* [What to work on]: Exactly repeat the material, dropping only the pictures.

* [Materials provided]:
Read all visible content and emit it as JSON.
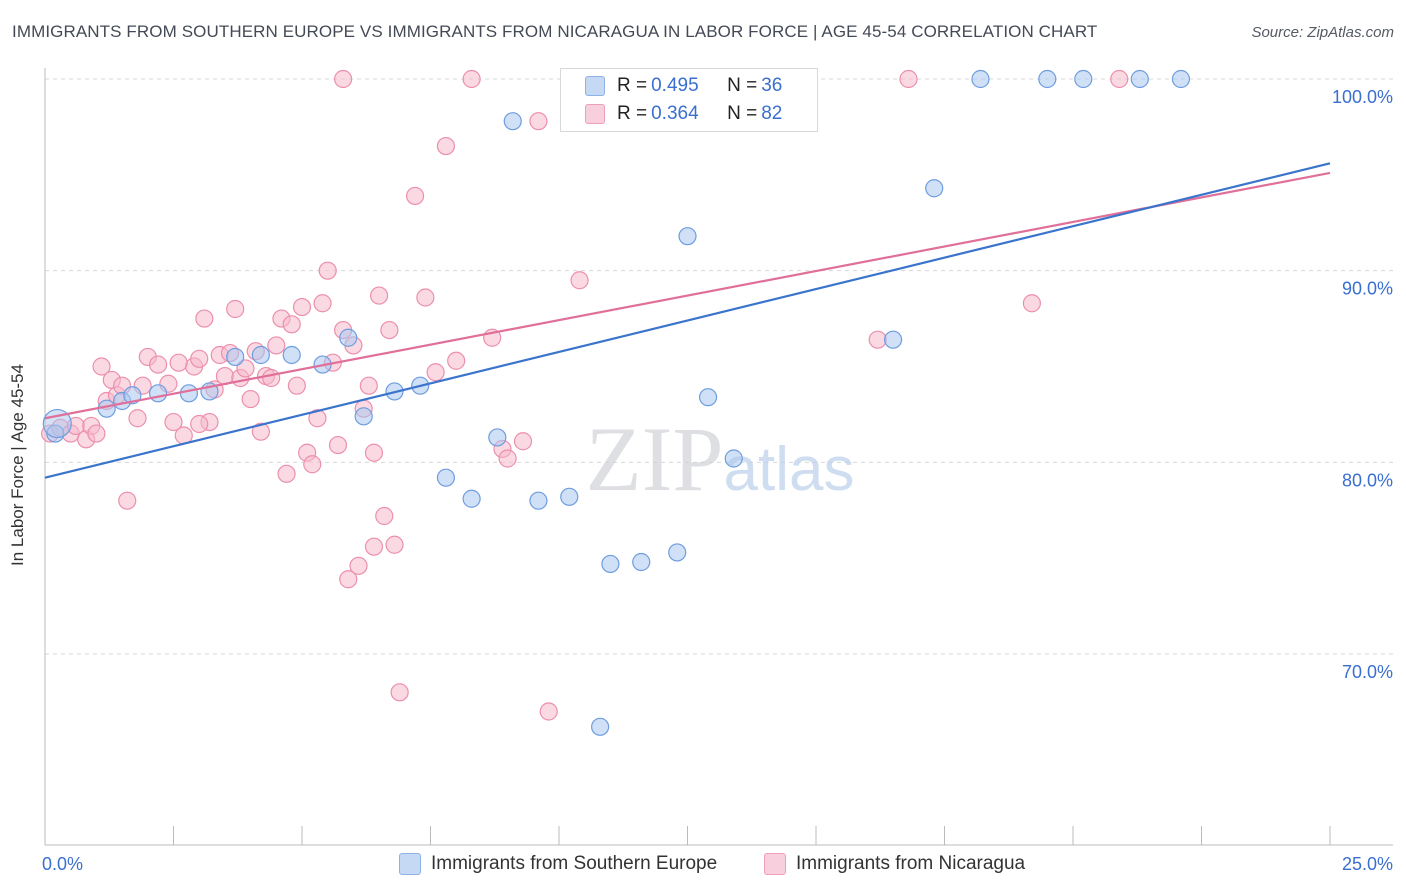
{
  "title": "IMMIGRANTS FROM SOUTHERN EUROPE VS IMMIGRANTS FROM NICARAGUA IN LABOR FORCE | AGE 45-54 CORRELATION CHART",
  "source": "Source: ZipAtlas.com",
  "legend": {
    "rows": [
      {
        "r_label": "R = ",
        "r_value": "0.495",
        "n_label": "N = ",
        "n_value": "36"
      },
      {
        "r_label": "R = ",
        "r_value": "0.364",
        "n_label": "N = ",
        "n_value": "82"
      }
    ]
  },
  "bottom_legend": {
    "series1": "Immigrants from Southern Europe",
    "series2": "Immigrants from Nicaragua"
  },
  "colors": {
    "blue_fill": "#a9c6ef",
    "blue_stroke": "#6e9ddf",
    "blue_line": "#3a74cc",
    "pink_fill": "#f5b9cc",
    "pink_stroke": "#ec8fad",
    "pink_line": "#e0709a",
    "tick_label": "#3a6fd0",
    "grid": "#d8d8d8"
  },
  "chart_data": {
    "type": "scatter",
    "xlabel": "",
    "ylabel": "In Labor Force | Age 45-54",
    "xlim": [
      0,
      25
    ],
    "ylim": [
      60,
      100
    ],
    "x_tick_labels": [
      {
        "value": 0,
        "label": "0.0%"
      },
      {
        "value": 25,
        "label": "25.0%"
      }
    ],
    "y_tick_labels": [
      {
        "value": 70,
        "label": "70.0%"
      },
      {
        "value": 80,
        "label": "80.0%"
      },
      {
        "value": 90,
        "label": "90.0%"
      },
      {
        "value": 100,
        "label": "100.0%"
      }
    ],
    "grid": true,
    "watermark": "ZIPatlas",
    "series": [
      {
        "name": "Immigrants from Southern Europe",
        "r": 0.495,
        "n": 36,
        "trend": {
          "x": [
            0,
            25
          ],
          "y": [
            79.2,
            95.6
          ]
        },
        "points": [
          [
            0.2,
            81.5
          ],
          [
            1.2,
            82.8
          ],
          [
            1.5,
            83.2
          ],
          [
            1.7,
            83.5
          ],
          [
            2.2,
            83.6
          ],
          [
            2.8,
            83.6
          ],
          [
            3.2,
            83.7
          ],
          [
            3.7,
            85.5
          ],
          [
            4.2,
            85.6
          ],
          [
            4.8,
            85.6
          ],
          [
            5.4,
            85.1
          ],
          [
            5.9,
            86.5
          ],
          [
            6.2,
            82.4
          ],
          [
            6.8,
            83.7
          ],
          [
            7.3,
            84.0
          ],
          [
            7.8,
            79.2
          ],
          [
            8.3,
            78.1
          ],
          [
            8.8,
            81.3
          ],
          [
            9.1,
            97.8
          ],
          [
            9.6,
            78.0
          ],
          [
            10.2,
            78.2
          ],
          [
            10.8,
            66.2
          ],
          [
            11.0,
            74.7
          ],
          [
            11.6,
            74.8
          ],
          [
            12.3,
            75.3
          ],
          [
            12.9,
            83.4
          ],
          [
            13.4,
            80.2
          ],
          [
            12.5,
            91.8
          ],
          [
            14.2,
            100.0
          ],
          [
            16.5,
            86.4
          ],
          [
            17.3,
            94.3
          ],
          [
            18.2,
            100.0
          ],
          [
            19.5,
            100.0
          ],
          [
            20.2,
            100.0
          ],
          [
            21.3,
            100.0
          ],
          [
            22.1,
            100.0
          ]
        ]
      },
      {
        "name": "Immigrants from Nicaragua",
        "r": 0.364,
        "n": 82,
        "trend": {
          "x": [
            0,
            25
          ],
          "y": [
            82.3,
            95.1
          ]
        },
        "points": [
          [
            0.1,
            81.5
          ],
          [
            0.3,
            81.8
          ],
          [
            0.5,
            81.5
          ],
          [
            0.6,
            81.9
          ],
          [
            0.8,
            81.2
          ],
          [
            0.9,
            81.9
          ],
          [
            1.0,
            81.5
          ],
          [
            1.1,
            85.0
          ],
          [
            1.2,
            83.2
          ],
          [
            1.3,
            84.3
          ],
          [
            1.4,
            83.5
          ],
          [
            1.5,
            84.0
          ],
          [
            1.6,
            78.0
          ],
          [
            1.8,
            82.3
          ],
          [
            2.0,
            85.5
          ],
          [
            2.2,
            85.1
          ],
          [
            2.4,
            84.1
          ],
          [
            2.5,
            82.1
          ],
          [
            2.7,
            81.4
          ],
          [
            2.9,
            85.0
          ],
          [
            3.0,
            85.4
          ],
          [
            3.1,
            87.5
          ],
          [
            3.2,
            82.1
          ],
          [
            3.4,
            85.6
          ],
          [
            3.5,
            84.5
          ],
          [
            3.6,
            85.7
          ],
          [
            3.7,
            88.0
          ],
          [
            3.8,
            84.4
          ],
          [
            3.9,
            84.9
          ],
          [
            4.0,
            83.3
          ],
          [
            4.1,
            85.8
          ],
          [
            4.2,
            81.6
          ],
          [
            4.3,
            84.5
          ],
          [
            4.4,
            84.4
          ],
          [
            4.5,
            86.1
          ],
          [
            4.6,
            87.5
          ],
          [
            4.7,
            79.4
          ],
          [
            4.8,
            87.2
          ],
          [
            5.0,
            88.1
          ],
          [
            5.1,
            80.5
          ],
          [
            5.2,
            79.9
          ],
          [
            5.3,
            82.3
          ],
          [
            5.4,
            88.3
          ],
          [
            5.5,
            90.0
          ],
          [
            5.6,
            85.2
          ],
          [
            5.7,
            80.9
          ],
          [
            5.8,
            86.9
          ],
          [
            5.9,
            73.9
          ],
          [
            6.0,
            86.1
          ],
          [
            6.1,
            74.6
          ],
          [
            6.2,
            82.8
          ],
          [
            6.3,
            84.0
          ],
          [
            6.4,
            75.6
          ],
          [
            6.5,
            88.7
          ],
          [
            6.6,
            77.2
          ],
          [
            6.7,
            86.9
          ],
          [
            6.8,
            75.7
          ],
          [
            6.9,
            68.0
          ],
          [
            7.2,
            93.9
          ],
          [
            7.4,
            88.6
          ],
          [
            7.6,
            84.7
          ],
          [
            7.8,
            96.5
          ],
          [
            8.0,
            85.3
          ],
          [
            8.3,
            100.0
          ],
          [
            8.7,
            86.5
          ],
          [
            8.9,
            80.7
          ],
          [
            9.0,
            80.2
          ],
          [
            9.3,
            81.1
          ],
          [
            9.6,
            97.8
          ],
          [
            9.8,
            67.0
          ],
          [
            10.4,
            89.5
          ],
          [
            5.8,
            100.0
          ],
          [
            16.2,
            86.4
          ],
          [
            16.8,
            100.0
          ],
          [
            19.2,
            88.3
          ],
          [
            20.9,
            100.0
          ],
          [
            1.9,
            84.0
          ],
          [
            2.6,
            85.2
          ],
          [
            3.3,
            83.8
          ],
          [
            4.9,
            84.0
          ],
          [
            6.4,
            80.5
          ],
          [
            3.0,
            82.0
          ]
        ]
      }
    ]
  }
}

* [Output below]:
Read all visible content and emit it as JSON.
{
  "title": "IMMIGRANTS FROM SOUTHERN EUROPE VS IMMIGRANTS FROM NICARAGUA IN LABOR FORCE | AGE 45-54 CORRELATION CHART",
  "source": "Source: ZipAtlas.com",
  "legend": {
    "rows": [
      {
        "r_label": "R = ",
        "r_value": "0.495",
        "n_label": "N = ",
        "n_value": "36"
      },
      {
        "r_label": "R = ",
        "r_value": "0.364",
        "n_label": "N = ",
        "n_value": "82"
      }
    ]
  },
  "bottom_legend": {
    "series1": "Immigrants from Southern Europe",
    "series2": "Immigrants from Nicaragua"
  },
  "colors": {
    "blue_fill": "#a9c6ef",
    "blue_stroke": "#6e9ddf",
    "blue_line": "#3a74cc",
    "pink_fill": "#f5b9cc",
    "pink_stroke": "#ec8fad",
    "pink_line": "#e0709a",
    "tick_label": "#3a6fd0",
    "grid": "#d8d8d8"
  },
  "chart_data": {
    "type": "scatter",
    "xlabel": "",
    "ylabel": "In Labor Force | Age 45-54",
    "xlim": [
      0,
      25
    ],
    "ylim": [
      60,
      100
    ],
    "x_tick_labels": [
      {
        "value": 0,
        "label": "0.0%"
      },
      {
        "value": 25,
        "label": "25.0%"
      }
    ],
    "y_tick_labels": [
      {
        "value": 70,
        "label": "70.0%"
      },
      {
        "value": 80,
        "label": "80.0%"
      },
      {
        "value": 90,
        "label": "90.0%"
      },
      {
        "value": 100,
        "label": "100.0%"
      }
    ],
    "grid": true,
    "watermark": "ZIPatlas",
    "series": [
      {
        "name": "Immigrants from Southern Europe",
        "r": 0.495,
        "n": 36,
        "trend": {
          "x": [
            0,
            25
          ],
          "y": [
            79.2,
            95.6
          ]
        },
        "points": [
          [
            0.2,
            81.5
          ],
          [
            1.2,
            82.8
          ],
          [
            1.5,
            83.2
          ],
          [
            1.7,
            83.5
          ],
          [
            2.2,
            83.6
          ],
          [
            2.8,
            83.6
          ],
          [
            3.2,
            83.7
          ],
          [
            3.7,
            85.5
          ],
          [
            4.2,
            85.6
          ],
          [
            4.8,
            85.6
          ],
          [
            5.4,
            85.1
          ],
          [
            5.9,
            86.5
          ],
          [
            6.2,
            82.4
          ],
          [
            6.8,
            83.7
          ],
          [
            7.3,
            84.0
          ],
          [
            7.8,
            79.2
          ],
          [
            8.3,
            78.1
          ],
          [
            8.8,
            81.3
          ],
          [
            9.1,
            97.8
          ],
          [
            9.6,
            78.0
          ],
          [
            10.2,
            78.2
          ],
          [
            10.8,
            66.2
          ],
          [
            11.0,
            74.7
          ],
          [
            11.6,
            74.8
          ],
          [
            12.3,
            75.3
          ],
          [
            12.9,
            83.4
          ],
          [
            13.4,
            80.2
          ],
          [
            12.5,
            91.8
          ],
          [
            14.2,
            100.0
          ],
          [
            16.5,
            86.4
          ],
          [
            17.3,
            94.3
          ],
          [
            18.2,
            100.0
          ],
          [
            19.5,
            100.0
          ],
          [
            20.2,
            100.0
          ],
          [
            21.3,
            100.0
          ],
          [
            22.1,
            100.0
          ]
        ]
      },
      {
        "name": "Immigrants from Nicaragua",
        "r": 0.364,
        "n": 82,
        "trend": {
          "x": [
            0,
            25
          ],
          "y": [
            82.3,
            95.1
          ]
        },
        "points": [
          [
            0.1,
            81.5
          ],
          [
            0.3,
            81.8
          ],
          [
            0.5,
            81.5
          ],
          [
            0.6,
            81.9
          ],
          [
            0.8,
            81.2
          ],
          [
            0.9,
            81.9
          ],
          [
            1.0,
            81.5
          ],
          [
            1.1,
            85.0
          ],
          [
            1.2,
            83.2
          ],
          [
            1.3,
            84.3
          ],
          [
            1.4,
            83.5
          ],
          [
            1.5,
            84.0
          ],
          [
            1.6,
            78.0
          ],
          [
            1.8,
            82.3
          ],
          [
            2.0,
            85.5
          ],
          [
            2.2,
            85.1
          ],
          [
            2.4,
            84.1
          ],
          [
            2.5,
            82.1
          ],
          [
            2.7,
            81.4
          ],
          [
            2.9,
            85.0
          ],
          [
            3.0,
            85.4
          ],
          [
            3.1,
            87.5
          ],
          [
            3.2,
            82.1
          ],
          [
            3.4,
            85.6
          ],
          [
            3.5,
            84.5
          ],
          [
            3.6,
            85.7
          ],
          [
            3.7,
            88.0
          ],
          [
            3.8,
            84.4
          ],
          [
            3.9,
            84.9
          ],
          [
            4.0,
            83.3
          ],
          [
            4.1,
            85.8
          ],
          [
            4.2,
            81.6
          ],
          [
            4.3,
            84.5
          ],
          [
            4.4,
            84.4
          ],
          [
            4.5,
            86.1
          ],
          [
            4.6,
            87.5
          ],
          [
            4.7,
            79.4
          ],
          [
            4.8,
            87.2
          ],
          [
            5.0,
            88.1
          ],
          [
            5.1,
            80.5
          ],
          [
            5.2,
            79.9
          ],
          [
            5.3,
            82.3
          ],
          [
            5.4,
            88.3
          ],
          [
            5.5,
            90.0
          ],
          [
            5.6,
            85.2
          ],
          [
            5.7,
            80.9
          ],
          [
            5.8,
            86.9
          ],
          [
            5.9,
            73.9
          ],
          [
            6.0,
            86.1
          ],
          [
            6.1,
            74.6
          ],
          [
            6.2,
            82.8
          ],
          [
            6.3,
            84.0
          ],
          [
            6.4,
            75.6
          ],
          [
            6.5,
            88.7
          ],
          [
            6.6,
            77.2
          ],
          [
            6.7,
            86.9
          ],
          [
            6.8,
            75.7
          ],
          [
            6.9,
            68.0
          ],
          [
            7.2,
            93.9
          ],
          [
            7.4,
            88.6
          ],
          [
            7.6,
            84.7
          ],
          [
            7.8,
            96.5
          ],
          [
            8.0,
            85.3
          ],
          [
            8.3,
            100.0
          ],
          [
            8.7,
            86.5
          ],
          [
            8.9,
            80.7
          ],
          [
            9.0,
            80.2
          ],
          [
            9.3,
            81.1
          ],
          [
            9.6,
            97.8
          ],
          [
            9.8,
            67.0
          ],
          [
            10.4,
            89.5
          ],
          [
            5.8,
            100.0
          ],
          [
            16.2,
            86.4
          ],
          [
            16.8,
            100.0
          ],
          [
            19.2,
            88.3
          ],
          [
            20.9,
            100.0
          ],
          [
            1.9,
            84.0
          ],
          [
            2.6,
            85.2
          ],
          [
            3.3,
            83.8
          ],
          [
            4.9,
            84.0
          ],
          [
            6.4,
            80.5
          ],
          [
            3.0,
            82.0
          ]
        ]
      }
    ]
  }
}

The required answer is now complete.